(Records contained in a dataset)
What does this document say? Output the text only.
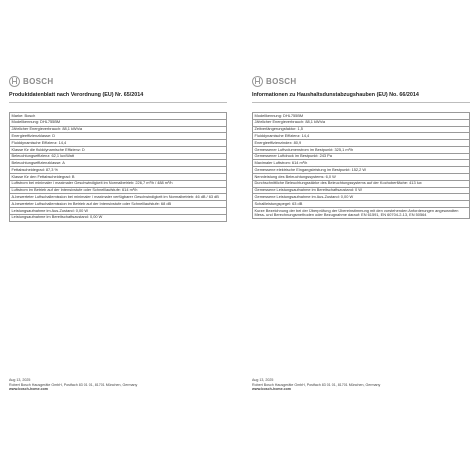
BOSCH
Produktdatenblatt nach Verordnung (EU) Nr. 65/2014
Marke: Bosch
Modellkennung: DHL755BM
Jährlicher Energieverbrauch: 88,1 kWh/a
Energieeffizienzklasse: D
Fluiddynamische Effizienz: 14,4
Klasse für die fluiddynamische Effizienz: D
Beleuchtungseffizienz: 62,1 lux/Watt
Beleuchtungseffizienzklasse: A
Fettabscheidegrad: 87,3 %
Klasse für den Fettabscheidegrad: B
Luftstrom bei minimaler / maximaler Geschwindigkeit im Normalbetrieb: 226,7 m³/h / 488 m³/h
Luftstrom im Betrieb auf der Intensivstufe oder Schnelllaufstufe: 614 m³/h
A-bewerteter Luftschallemission bei minimaler / maximaler verfügbarer Geschwindigkeit im Normalbetrieb: 46 dB / 63 dB
A-bewerteter Luftschallemission im Betrieb auf der Intensivstufe oder Schnelllaufstufe: 68 dB
Leistungsaufnahme im Aus-Zustand: 0,00 W
Leistungsaufnahme im Bereitschaftszustand: 0,00 W
Aug 13, 2025
Robert Bosch Hausgeräte GmbH, Postfach 83 01 01, 81701 München, Germany
www.bosch-home.com
BOSCH
Informationen zu Haushaltsdunstabzugshauben (EU) No. 66/2014
Modellkennung: DHL755BM
Jährlicher Energieverbrauch: 88,1 kWh/a
Zeitverlängerungsfaktor: 1,5
Fluiddynamische Effizienz: 14,4
Energieeffizienzindex: 80,9
Gemessener Luftvolumenstrom im Bestpunkt: 325,1 m³/h
Gemessener Luftdruck im Bestpunkt: 243 Pa
Maximaler Luftstrom: 614 m³/h
Gemessene elektrische Eingangsleistung im Bestpunkt: 152,2 W
Nennleistung des Beleuchtungssystems: 6,0 W
Durchschnittliche Beleuchtungsstärke des Beleuchtungssystems auf der Kochoberfläche: 413 lux
Gemessene Leistungsaufnahme im Bereitschaftszustand: 0 W
Gemessene Leistungsaufnahme im Aus-Zustand: 0,00 W
Schallleistungspegel: 63 dB
Kurze Bezeichnung der bei der Überprüfung der Übereinstimmung mit den vorstehenden Anforderungen angewandten Mess- und Berechnungsmethoden oder Bezugnahme darauf: EN 61591, EN 60704-2-13, EN 50564
Aug 13, 2025
Robert Bosch Hausgeräte GmbH, Postfach 83 01 01, 81701 München, Germany
www.bosch-home.com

◆ **TASK**:
Restate the whole of the material word for word without the pictures.

◆ **IN RESPONSE**:
What does this document say? Output the text only.
BOSCH
Produktdatenblatt nach Verordnung (EU) Nr. 65/2014
Marke: Bosch
Modellkennung: DHL755BM
Jährlicher Energieverbrauch: 88,1 kWh/a
Energieeffizienzklasse: D
Fluiddynamische Effizienz: 14,4
Klasse für die fluiddynamische Effizienz: D
Beleuchtungseffizienz: 62,1 lux/Watt
Beleuchtungseffizienzklasse: A
Fettabscheidegrad: 87,3 %
Klasse für den Fettabscheidegrad: B
Luftstrom bei minimaler / maximaler Geschwindigkeit im Normalbetrieb: 226,7 m³/h / 488 m³/h
Luftstrom im Betrieb auf der Intensivstufe oder Schnelllaufstufe: 614 m³/h
A-bewerteter Luftschallemission bei minimaler / maximaler verfügbarer Geschwindigkeit im Normalbetrieb: 46 dB / 63 dB
A-bewerteter Luftschallemission im Betrieb auf der Intensivstufe oder Schnelllaufstufe: 68 dB
Leistungsaufnahme im Aus-Zustand: 0,00 W
Leistungsaufnahme im Bereitschaftszustand: 0,00 W
Aug 13, 2025
Robert Bosch Hausgeräte GmbH, Postfach 83 01 01, 81701 München, Germany
www.bosch-home.com
BOSCH
Informationen zu Haushaltsdunstabzugshauben (EU) No. 66/2014
Modellkennung: DHL755BM
Jährlicher Energieverbrauch: 88,1 kWh/a
Zeitverlängerungsfaktor: 1,5
Fluiddynamische Effizienz: 14,4
Energieeffizienzindex: 80,9
Gemessener Luftvolumenstrom im Bestpunkt: 325,1 m³/h
Gemessener Luftdruck im Bestpunkt: 243 Pa
Maximaler Luftstrom: 614 m³/h
Gemessene elektrische Eingangsleistung im Bestpunkt: 152,2 W
Nennleistung des Beleuchtungssystems: 6,0 W
Durchschnittliche Beleuchtungsstärke des Beleuchtungssystems auf der Kochoberfläche: 413 lux
Gemessene Leistungsaufnahme im Bereitschaftszustand: 0 W
Gemessene Leistungsaufnahme im Aus-Zustand: 0,00 W
Schallleistungspegel: 63 dB
Kurze Bezeichnung der bei der Überprüfung der Übereinstimmung mit den vorstehenden Anforderungen angewandten Mess- und Berechnungsmethoden oder Bezugnahme darauf: EN 61591, EN 60704-2-13, EN 50564
Aug 13, 2025
Robert Bosch Hausgeräte GmbH, Postfach 83 01 01, 81701 München, Germany
www.bosch-home.com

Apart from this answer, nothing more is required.